Start of DATASET EXCERPTS

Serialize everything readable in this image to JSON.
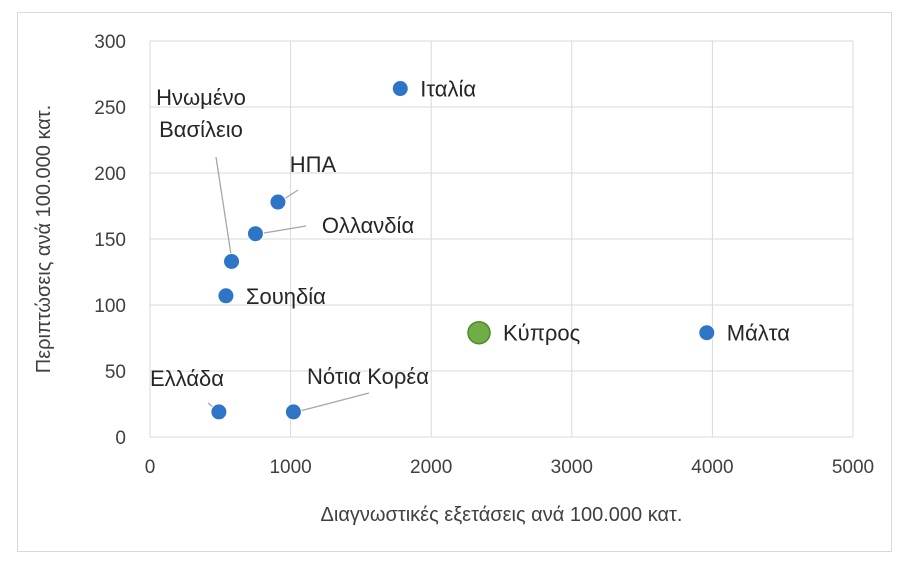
{
  "chart_data": {
    "type": "scatter",
    "title": "",
    "xlabel": "Διαγνωστικές εξετάσεις ανά 100.000 κατ.",
    "ylabel": "Περιπτώσεις ανά 100.000 κατ.",
    "xlim": [
      0,
      5000
    ],
    "ylim": [
      0,
      300
    ],
    "xticks": [
      0,
      1000,
      2000,
      3000,
      4000,
      5000
    ],
    "yticks": [
      0,
      50,
      100,
      150,
      200,
      250,
      300
    ],
    "grid": true,
    "legend": "none",
    "colors": {
      "default": "#2e75c7",
      "highlight": "#70ad47",
      "gridline": "#d9d9d9",
      "leader": "#a6a6a6"
    },
    "points": [
      {
        "label": "Ιταλία",
        "x": 1780,
        "y": 264,
        "highlight": false
      },
      {
        "label": "Ηνωμένο Βασίλειο",
        "label_lines": [
          "Ηνωμένο",
          "Βασίλειο"
        ],
        "x": 580,
        "y": 133,
        "highlight": false
      },
      {
        "label": "ΗΠΑ",
        "x": 910,
        "y": 178,
        "highlight": false
      },
      {
        "label": "Ολλανδία",
        "x": 750,
        "y": 154,
        "highlight": false
      },
      {
        "label": "Σουηδία",
        "x": 540,
        "y": 107,
        "highlight": false
      },
      {
        "label": "Κύπρος",
        "x": 2340,
        "y": 79,
        "highlight": true
      },
      {
        "label": "Μάλτα",
        "x": 3960,
        "y": 79,
        "highlight": false
      },
      {
        "label": "Ελλάδα",
        "x": 490,
        "y": 19,
        "highlight": false
      },
      {
        "label": "Νότια Κορέα",
        "x": 1020,
        "y": 19,
        "highlight": false
      }
    ]
  }
}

End of DATASET EXCERPTS

Using the records above, retype everything exactly except the pictures.

RESULT FOR THIS TASK
Serialize everything readable in this image to JSON.
{
  "chart_data": {
    "type": "scatter",
    "title": "",
    "xlabel": "Διαγνωστικές εξετάσεις ανά 100.000 κατ.",
    "ylabel": "Περιπτώσεις ανά 100.000 κατ.",
    "xlim": [
      0,
      5000
    ],
    "ylim": [
      0,
      300
    ],
    "xticks": [
      0,
      1000,
      2000,
      3000,
      4000,
      5000
    ],
    "yticks": [
      0,
      50,
      100,
      150,
      200,
      250,
      300
    ],
    "grid": true,
    "legend": "none",
    "colors": {
      "default": "#2e75c7",
      "highlight": "#70ad47",
      "gridline": "#d9d9d9",
      "leader": "#a6a6a6"
    },
    "points": [
      {
        "label": "Ιταλία",
        "x": 1780,
        "y": 264,
        "highlight": false
      },
      {
        "label": "Ηνωμένο Βασίλειο",
        "label_lines": [
          "Ηνωμένο",
          "Βασίλειο"
        ],
        "x": 580,
        "y": 133,
        "highlight": false
      },
      {
        "label": "ΗΠΑ",
        "x": 910,
        "y": 178,
        "highlight": false
      },
      {
        "label": "Ολλανδία",
        "x": 750,
        "y": 154,
        "highlight": false
      },
      {
        "label": "Σουηδία",
        "x": 540,
        "y": 107,
        "highlight": false
      },
      {
        "label": "Κύπρος",
        "x": 2340,
        "y": 79,
        "highlight": true
      },
      {
        "label": "Μάλτα",
        "x": 3960,
        "y": 79,
        "highlight": false
      },
      {
        "label": "Ελλάδα",
        "x": 490,
        "y": 19,
        "highlight": false
      },
      {
        "label": "Νότια Κορέα",
        "x": 1020,
        "y": 19,
        "highlight": false
      }
    ]
  }
}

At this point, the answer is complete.